(Data entries)
□ □ □ □ □ □ □

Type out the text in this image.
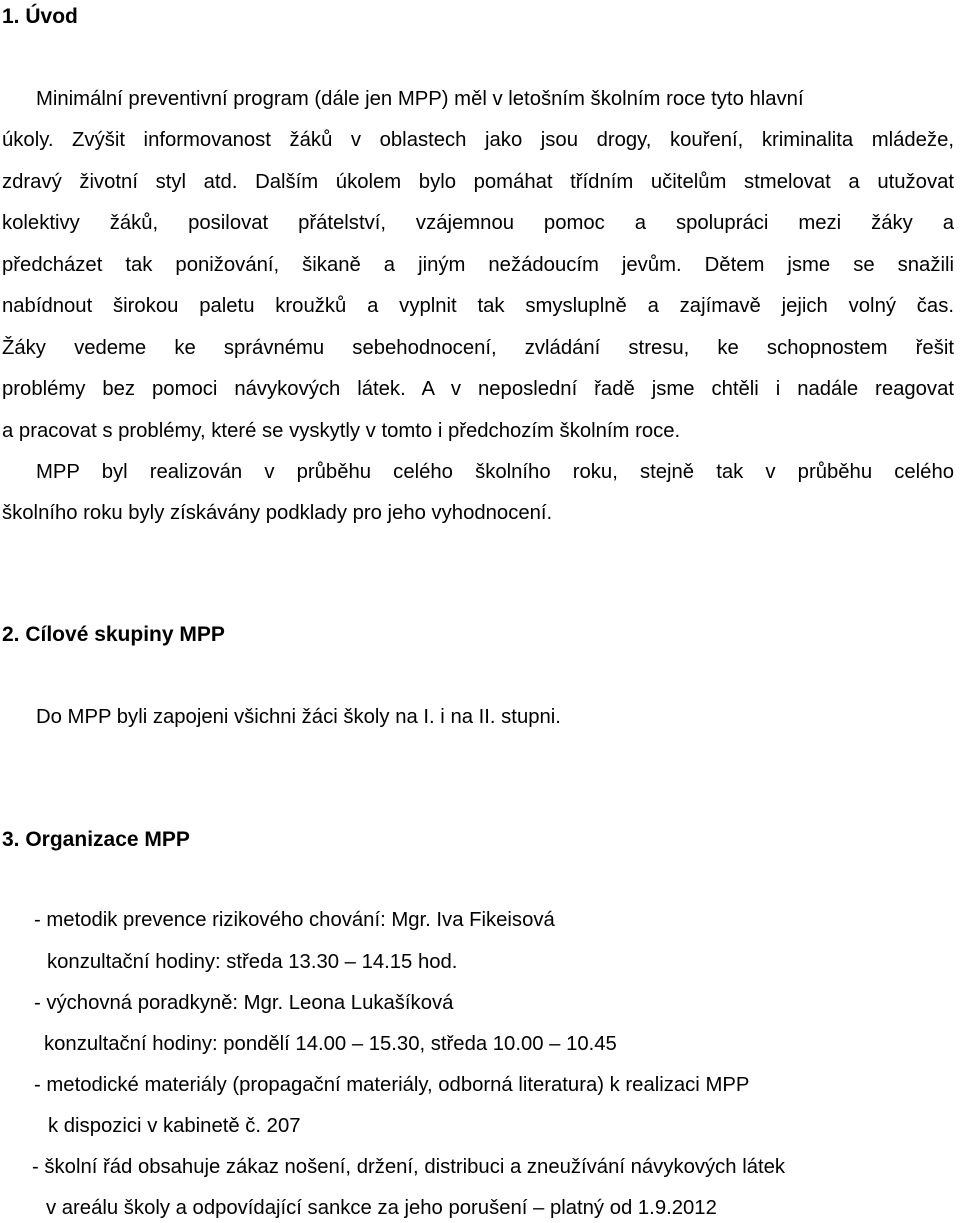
1. Úvod
Minimální preventivní program (dále jen MPP) měl v letošním školním roce tyto hlavní
úkoly. Zvýšit informovanost žáků v oblastech jako jsou drogy, kouření, kriminalita mládeže,
zdravý životní styl atd. Dalším úkolem bylo pomáhat třídním učitelům stmelovat a utužovat
kolektivy žáků, posilovat přátelství, vzájemnou pomoc a spolupráci mezi žáky a
předcházet tak ponižování, šikaně a jiným nežádoucím jevům. Dětem jsme se snažili
nabídnout širokou paletu kroužků a vyplnit tak smysluplně a zajímavě jejich volný čas.
Žáky vedeme ke správnému sebehodnocení, zvládání stresu, ke schopnostem řešit
problémy bez pomoci návykových látek. A v neposlední řadě jsme chtěli i nadále reagovat
a pracovat s problémy, které se vyskytly v tomto i předchozím školním roce.
MPP byl realizován v průběhu celého školního roku, stejně tak v průběhu celého
školního roku byly získávány podklady pro jeho vyhodnocení.
2. Cílové skupiny MPP
Do MPP byli zapojeni všichni žáci školy na I. i na II. stupni.
3. Organizace MPP
- metodik prevence rizikového chování: Mgr. Iva Fikeisová
konzultační hodiny: středa 13.30 – 14.15 hod.
- výchovná poradkyně: Mgr. Leona Lukašíková
konzultační hodiny: pondělí 14.00 – 15.30, středa 10.00 – 10.45
- metodické materiály (propagační materiály, odborná literatura) k realizaci MPP
k dispozici v kabinetě č. 207
- školní řád obsahuje zákaz nošení, držení, distribuci a zneužívání návykových látek
v areálu školy a odpovídající sankce za jeho porušení – platný od 1.9.2012
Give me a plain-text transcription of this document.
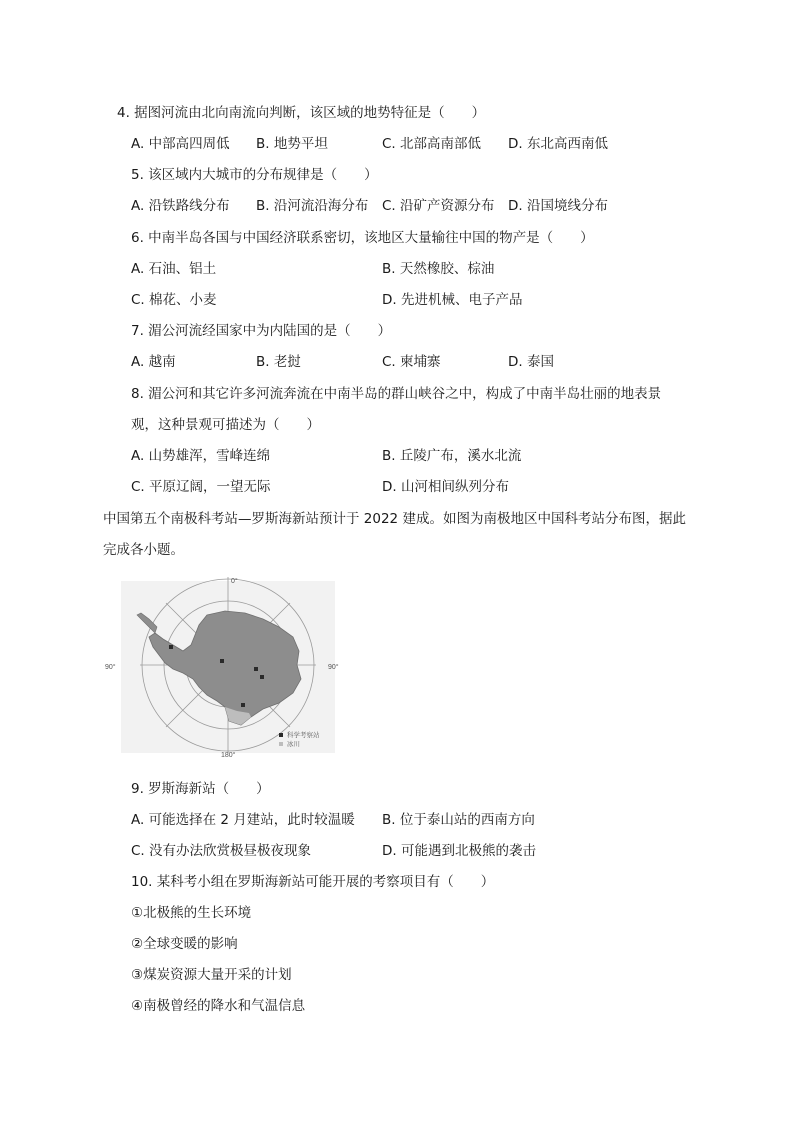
4. 据图河流由北向南流向判断，该区域的地势特征是（　　）
A. 中部高四周低 B. 地势平坦	C. 北部高南部低 D. 东北高西南低
5. 该区域内大城市的分布规律是（　　）
A. 沿铁路线分布 B. 沿河流沿海分布 C. 沿矿产资源分布 D. 沿国境线分布
6. 中南半岛各国与中国经济联系密切，该地区大量输往中国的物产是（　　）
A. 石油、铝土	B. 天然橡胶、棕油
C. 棉花、小麦	D. 先进机械、电子产品
7. 湄公河流经国家中为内陆国的是（　　）
A. 越南	B. 老挝	C. 柬埔寨	D. 泰国
8. 湄公河和其它许多河流奔流在中南半岛的群山峡谷之中，构成了中南半岛壮丽的地表景
观，这种景观可描述为（　　）
A. 山势雄浑，雪峰连绵	B. 丘陵广布，溪水北流
C. 平原辽阔，一望无际	D. 山河相间纵列分布
中国第五个南极科考站—罗斯海新站预计于 2022 建成。如图为南极地区中国科考站分布图，据此
完成各小题。
0°
90°	90°
180°
科学考察站
冰川
9. 罗斯海新站（　　）
A. 可能选择在 2 月建站，此时较温暖 B. 位于泰山站的西南方向
C. 没有办法欣赏极昼极夜现象	D. 可能遇到北极熊的袭击
10. 某科考小组在罗斯海新站可能开展的考察项目有（　　）
①北极熊的生长环境
②全球变暖的影响
③煤炭资源大量开采的计划
④南极曾经的降水和气温信息
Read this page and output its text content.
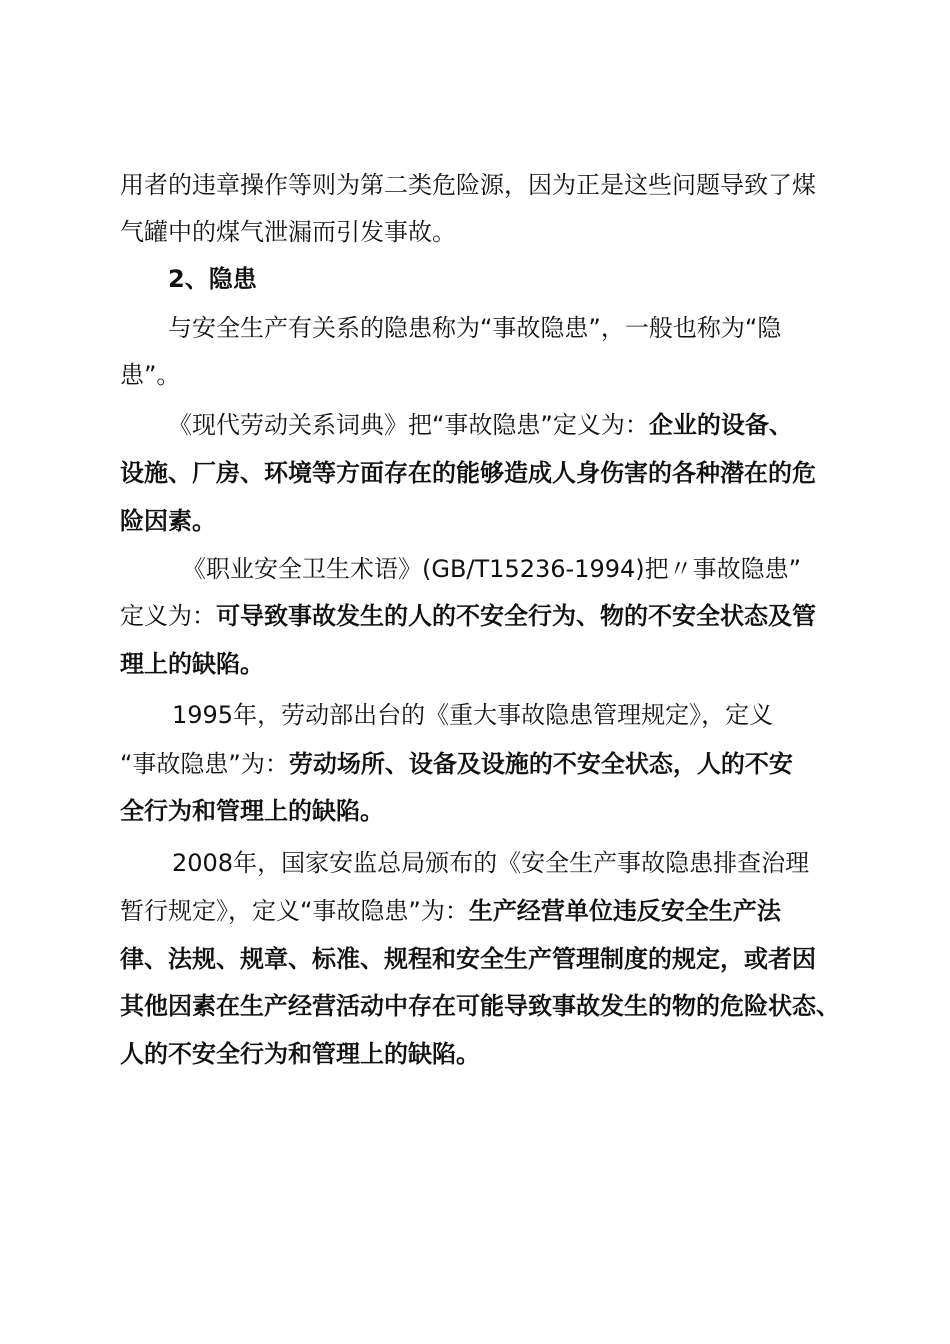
用者的违章操作等则为第二类危险源，因为正是这些问题导致了煤
气罐中的煤气泄漏而引发事故。
2、隐患
与安全生产有关系的隐患称为“事故隐患”，一般也称为“隐
患”。
《现代劳动关系词典》把“事故隐患”定义为：企业的设备、
设施、厂房、环境等方面存在的能够造成人身伤害的各种潜在的危
险因素。
《职业安全卫生术语》(GB/T15236-1994)把〃事故隐患”
定义为：可导致事故发生的人的不安全行为、物的不安全状态及管
理上的缺陷。
1995年，劳动部出台的《重大事故隐患管理规定》，定义
“事故隐患”为：劳动场所、设备及设施的不安全状态，人的不安
全行为和管理上的缺陷。
2008年，国家安监总局颁布的《安全生产事故隐患排查治理
暂行规定》，定义“事故隐患”为：生产经营单位违反安全生产法
律、法规、规章、标准、规程和安全生产管理制度的规定，或者因
其他因素在生产经营活动中存在可能导致事故发生的物的危险状态、
人的不安全行为和管理上的缺陷。
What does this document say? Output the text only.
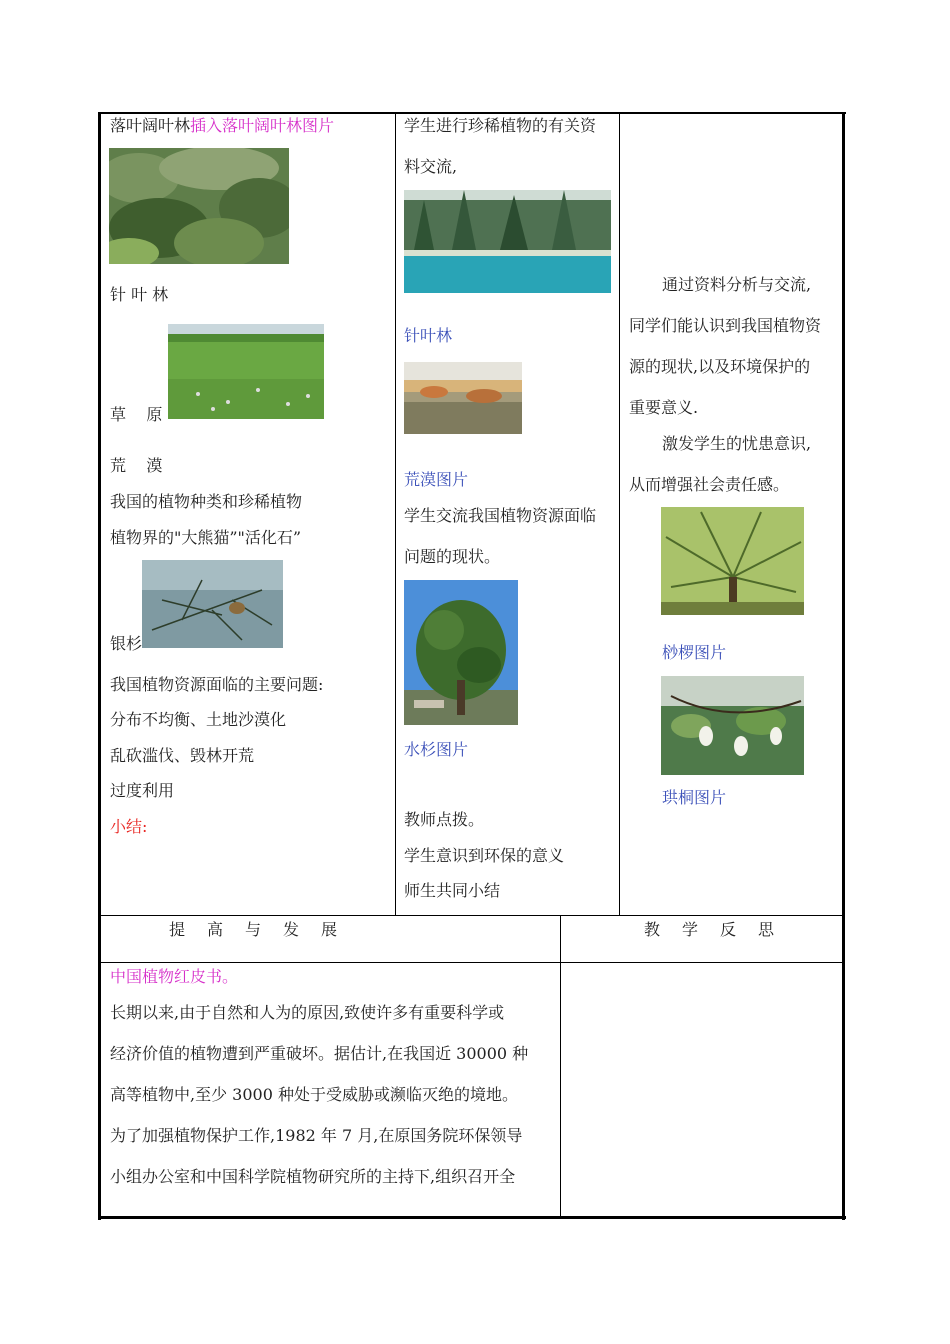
落叶阔叶林插入落叶阔叶林图片
针 叶 林
草    原
荒    漠
我国的植物种类和珍稀植物
植物界的"大熊猫”"活化石”
银杉
我国植物资源面临的主要问题:
分布不均衡、土地沙漠化
乱砍滥伐、毁林开荒
过度利用
小结:
学生进行珍稀植物的有关资
料交流,
针叶林
荒漠图片
学生交流我国植物资源面临
问题的现状。
水杉图片
教师点拨。
学生意识到环保的意义
师生共同小结
通过资料分析与交流,
同学们能认识到我国植物资
源的现状,以及环境保护的
重要意义.
激发学生的忧患意识,
从而增强社会责任感。
桫椤图片
珙桐图片
提高与发展	教学反思
中国植物红皮书。
长期以来,由于自然和人为的原因,致使许多有重要科学或
经济价值的植物遭到严重破坏。据估计,在我国近 30000 种
高等植物中,至少 3000 种处于受威胁或濒临灭绝的境地。
为了加强植物保护工作,1982 年 7 月,在原国务院环保领导
小组办公室和中国科学院植物研究所的主持下,组织召开全
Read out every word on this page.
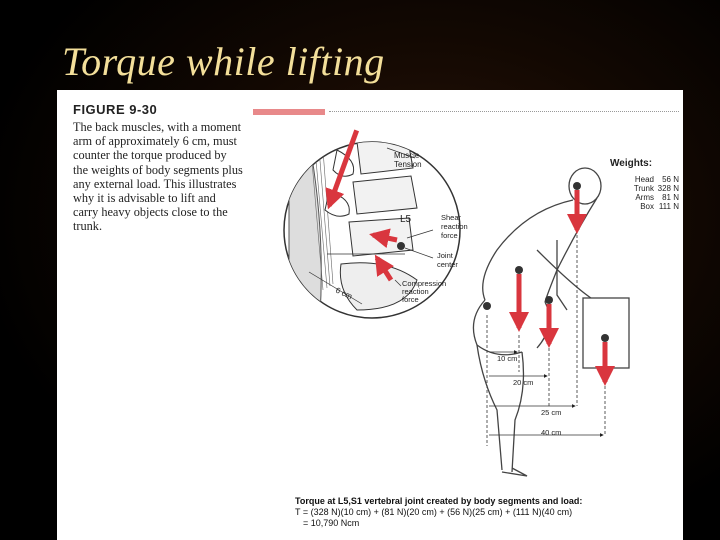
Torque while lifting
FIGURE 9-30

The back muscles, with a moment arm of approximately 6 cm, must counter the torque produced by the weights of body segments plus any external load. This illustrates why it is advisable to lift and carry heavy objects close to the trunk.

Muscle
Tension
L5	Shear
reaction
force
Joint
center
Compression
reaction
force
6 cm
10 cm
20 cm
25 cm
40 cm
Weights:
Head 56 N
Trunk 328 N
Arms 81 N
Box 111 N
Torque at L5,S1 vertebral joint created by body segments and load:
T = (328 N)(10 cm) + (81 N)(20 cm) + (56 N)(25 cm) + (111 N)(40 cm)
= 10,790 Ncm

□ □ □ □ □ □ □

EXERCISE BRIEF » Where a line above includes "školy", copy that line.

REPLY TO THE TASK »
Do MPP byli zapojeni všichni žáci školy na I. i na II. stupni.
v areálu školy a odpovídající sankce za jeho porušení – platný od 1.9.2012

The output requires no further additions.